%%

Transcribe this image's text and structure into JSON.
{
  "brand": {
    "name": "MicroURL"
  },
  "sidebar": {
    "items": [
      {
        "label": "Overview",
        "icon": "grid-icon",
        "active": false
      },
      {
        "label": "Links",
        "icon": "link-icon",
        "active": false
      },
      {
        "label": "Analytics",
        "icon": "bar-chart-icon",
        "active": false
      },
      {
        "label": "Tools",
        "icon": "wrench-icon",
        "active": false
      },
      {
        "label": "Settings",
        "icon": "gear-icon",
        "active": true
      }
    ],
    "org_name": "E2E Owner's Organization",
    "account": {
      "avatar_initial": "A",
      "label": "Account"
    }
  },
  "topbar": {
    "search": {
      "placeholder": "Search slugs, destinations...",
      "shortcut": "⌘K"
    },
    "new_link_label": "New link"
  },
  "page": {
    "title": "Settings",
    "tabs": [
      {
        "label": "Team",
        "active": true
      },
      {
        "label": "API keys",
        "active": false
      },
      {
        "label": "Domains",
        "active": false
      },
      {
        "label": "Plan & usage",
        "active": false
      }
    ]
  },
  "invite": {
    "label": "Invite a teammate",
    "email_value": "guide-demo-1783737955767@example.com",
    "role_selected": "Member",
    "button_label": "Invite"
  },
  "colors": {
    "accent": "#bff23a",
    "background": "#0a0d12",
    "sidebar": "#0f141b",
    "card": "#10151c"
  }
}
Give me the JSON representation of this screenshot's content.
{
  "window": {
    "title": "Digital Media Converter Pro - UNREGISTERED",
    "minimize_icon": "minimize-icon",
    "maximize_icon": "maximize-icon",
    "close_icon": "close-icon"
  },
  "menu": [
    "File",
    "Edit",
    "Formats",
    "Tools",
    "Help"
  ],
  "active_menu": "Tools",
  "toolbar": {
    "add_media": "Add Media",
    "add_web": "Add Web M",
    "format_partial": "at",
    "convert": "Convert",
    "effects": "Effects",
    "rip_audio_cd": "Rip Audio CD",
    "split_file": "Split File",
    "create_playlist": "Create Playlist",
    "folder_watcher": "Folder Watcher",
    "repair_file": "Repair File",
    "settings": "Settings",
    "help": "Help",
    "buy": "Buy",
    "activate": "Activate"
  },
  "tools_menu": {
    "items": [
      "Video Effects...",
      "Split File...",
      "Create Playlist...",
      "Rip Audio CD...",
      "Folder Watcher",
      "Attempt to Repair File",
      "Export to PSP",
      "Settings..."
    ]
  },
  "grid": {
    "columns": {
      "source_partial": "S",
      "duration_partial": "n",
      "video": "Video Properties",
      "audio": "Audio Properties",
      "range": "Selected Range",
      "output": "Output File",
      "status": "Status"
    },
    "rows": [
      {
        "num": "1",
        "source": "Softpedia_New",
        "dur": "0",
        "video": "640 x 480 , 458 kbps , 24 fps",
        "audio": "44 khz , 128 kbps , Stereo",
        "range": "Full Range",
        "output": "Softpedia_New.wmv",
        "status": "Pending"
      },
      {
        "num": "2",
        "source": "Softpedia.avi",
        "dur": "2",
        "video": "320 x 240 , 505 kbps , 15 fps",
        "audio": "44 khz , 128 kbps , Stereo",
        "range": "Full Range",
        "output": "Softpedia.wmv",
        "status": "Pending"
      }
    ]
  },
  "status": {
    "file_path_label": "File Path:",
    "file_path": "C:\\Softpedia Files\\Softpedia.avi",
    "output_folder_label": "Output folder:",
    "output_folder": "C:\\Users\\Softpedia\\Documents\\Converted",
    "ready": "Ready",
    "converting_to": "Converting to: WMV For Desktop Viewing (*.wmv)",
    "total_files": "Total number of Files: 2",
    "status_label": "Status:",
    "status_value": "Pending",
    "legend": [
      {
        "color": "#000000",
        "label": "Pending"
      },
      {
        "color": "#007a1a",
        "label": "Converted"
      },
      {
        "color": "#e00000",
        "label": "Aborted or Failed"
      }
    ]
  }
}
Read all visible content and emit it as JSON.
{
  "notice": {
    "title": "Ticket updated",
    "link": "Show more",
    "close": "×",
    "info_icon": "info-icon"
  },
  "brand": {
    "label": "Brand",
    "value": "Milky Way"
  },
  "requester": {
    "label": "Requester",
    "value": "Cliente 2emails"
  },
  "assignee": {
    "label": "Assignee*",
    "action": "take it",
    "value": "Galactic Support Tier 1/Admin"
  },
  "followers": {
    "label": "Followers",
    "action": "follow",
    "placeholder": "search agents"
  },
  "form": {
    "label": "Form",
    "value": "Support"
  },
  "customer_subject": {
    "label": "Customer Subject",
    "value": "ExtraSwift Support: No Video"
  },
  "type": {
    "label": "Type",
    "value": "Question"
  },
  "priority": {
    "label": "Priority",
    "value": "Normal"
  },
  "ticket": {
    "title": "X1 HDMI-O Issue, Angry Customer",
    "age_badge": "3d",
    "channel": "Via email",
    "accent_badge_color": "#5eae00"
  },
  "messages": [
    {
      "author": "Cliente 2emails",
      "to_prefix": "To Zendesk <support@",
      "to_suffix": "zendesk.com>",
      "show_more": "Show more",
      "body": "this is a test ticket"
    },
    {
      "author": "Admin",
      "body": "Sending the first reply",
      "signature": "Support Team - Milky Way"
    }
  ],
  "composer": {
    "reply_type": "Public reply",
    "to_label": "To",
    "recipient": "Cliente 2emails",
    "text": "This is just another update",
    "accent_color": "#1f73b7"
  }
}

%%

● Short exercise:
Please set down the whole listing above without altering a single line.

● Solution:
Transcribe this image's text and structure into JSON.
{
  "brand": {
    "name": "MicroURL"
  },
  "sidebar": {
    "items": [
      {
        "label": "Overview",
        "icon": "grid-icon",
        "active": false
      },
      {
        "label": "Links",
        "icon": "link-icon",
        "active": false
      },
      {
        "label": "Analytics",
        "icon": "bar-chart-icon",
        "active": false
      },
      {
        "label": "Tools",
        "icon": "wrench-icon",
        "active": false
      },
      {
        "label": "Settings",
        "icon": "gear-icon",
        "active": true
      }
    ],
    "org_name": "E2E Owner's Organization",
    "account": {
      "avatar_initial": "A",
      "label": "Account"
    }
  },
  "topbar": {
    "search": {
      "placeholder": "Search slugs, destinations...",
      "shortcut": "⌘K"
    },
    "new_link_label": "New link"
  },
  "page": {
    "title": "Settings",
    "tabs": [
      {
        "label": "Team",
        "active": true
      },
      {
        "label": "API keys",
        "active": false
      },
      {
        "label": "Domains",
        "active": false
      },
      {
        "label": "Plan & usage",
        "active": false
      }
    ]
  },
  "invite": {
    "label": "Invite a teammate",
    "email_value": "guide-demo-1783737955767@example.com",
    "role_selected": "Member",
    "button_label": "Invite"
  },
  "colors": {
    "accent": "#bff23a",
    "background": "#0a0d12",
    "sidebar": "#0f141b",
    "card": "#10151c"
  }
}
Give me the JSON representation of this screenshot's content.
{
  "window": {
    "title": "Digital Media Converter Pro - UNREGISTERED",
    "minimize_icon": "minimize-icon",
    "maximize_icon": "maximize-icon",
    "close_icon": "close-icon"
  },
  "menu": [
    "File",
    "Edit",
    "Formats",
    "Tools",
    "Help"
  ],
  "active_menu": "Tools",
  "toolbar": {
    "add_media": "Add Media",
    "add_web": "Add Web M",
    "format_partial": "at",
    "convert": "Convert",
    "effects": "Effects",
    "rip_audio_cd": "Rip Audio CD",
    "split_file": "Split File",
    "create_playlist": "Create Playlist",
    "folder_watcher": "Folder Watcher",
    "repair_file": "Repair File",
    "settings": "Settings",
    "help": "Help",
    "buy": "Buy",
    "activate": "Activate"
  },
  "tools_menu": {
    "items": [
      "Video Effects...",
      "Split File...",
      "Create Playlist...",
      "Rip Audio CD...",
      "Folder Watcher",
      "Attempt to Repair File",
      "Export to PSP",
      "Settings..."
    ]
  },
  "grid": {
    "columns": {
      "source_partial": "S",
      "duration_partial": "n",
      "video": "Video Properties",
      "audio": "Audio Properties",
      "range": "Selected Range",
      "output": "Output File",
      "status": "Status"
    },
    "rows": [
      {
        "num": "1",
        "source": "Softpedia_New",
        "dur": "0",
        "video": "640 x 480 , 458 kbps , 24 fps",
        "audio": "44 khz , 128 kbps , Stereo",
        "range": "Full Range",
        "output": "Softpedia_New.wmv",
        "status": "Pending"
      },
      {
        "num": "2",
        "source": "Softpedia.avi",
        "dur": "2",
        "video": "320 x 240 , 505 kbps , 15 fps",
        "audio": "44 khz , 128 kbps , Stereo",
        "range": "Full Range",
        "output": "Softpedia.wmv",
        "status": "Pending"
      }
    ]
  },
  "status": {
    "file_path_label": "File Path:",
    "file_path": "C:\\Softpedia Files\\Softpedia.avi",
    "output_folder_label": "Output folder:",
    "output_folder": "C:\\Users\\Softpedia\\Documents\\Converted",
    "ready": "Ready",
    "converting_to": "Converting to: WMV For Desktop Viewing (*.wmv)",
    "total_files": "Total number of Files: 2",
    "status_label": "Status:",
    "status_value": "Pending",
    "legend": [
      {
        "color": "#000000",
        "label": "Pending"
      },
      {
        "color": "#007a1a",
        "label": "Converted"
      },
      {
        "color": "#e00000",
        "label": "Aborted or Failed"
      }
    ]
  }
}
Read all visible content and emit it as JSON.
{
  "notice": {
    "title": "Ticket updated",
    "link": "Show more",
    "close": "×",
    "info_icon": "info-icon"
  },
  "brand": {
    "label": "Brand",
    "value": "Milky Way"
  },
  "requester": {
    "label": "Requester",
    "value": "Cliente 2emails"
  },
  "assignee": {
    "label": "Assignee*",
    "action": "take it",
    "value": "Galactic Support Tier 1/Admin"
  },
  "followers": {
    "label": "Followers",
    "action": "follow",
    "placeholder": "search agents"
  },
  "form": {
    "label": "Form",
    "value": "Support"
  },
  "customer_subject": {
    "label": "Customer Subject",
    "value": "ExtraSwift Support: No Video"
  },
  "type": {
    "label": "Type",
    "value": "Question"
  },
  "priority": {
    "label": "Priority",
    "value": "Normal"
  },
  "ticket": {
    "title": "X1 HDMI-O Issue, Angry Customer",
    "age_badge": "3d",
    "channel": "Via email",
    "accent_badge_color": "#5eae00"
  },
  "messages": [
    {
      "author": "Cliente 2emails",
      "to_prefix": "To Zendesk <support@",
      "to_suffix": "zendesk.com>",
      "show_more": "Show more",
      "body": "this is a test ticket"
    },
    {
      "author": "Admin",
      "body": "Sending the first reply",
      "signature": "Support Team - Milky Way"
    }
  ],
  "composer": {
    "reply_type": "Public reply",
    "to_label": "To",
    "recipient": "Cliente 2emails",
    "text": "This is just another update",
    "accent_color": "#1f73b7"
  }
}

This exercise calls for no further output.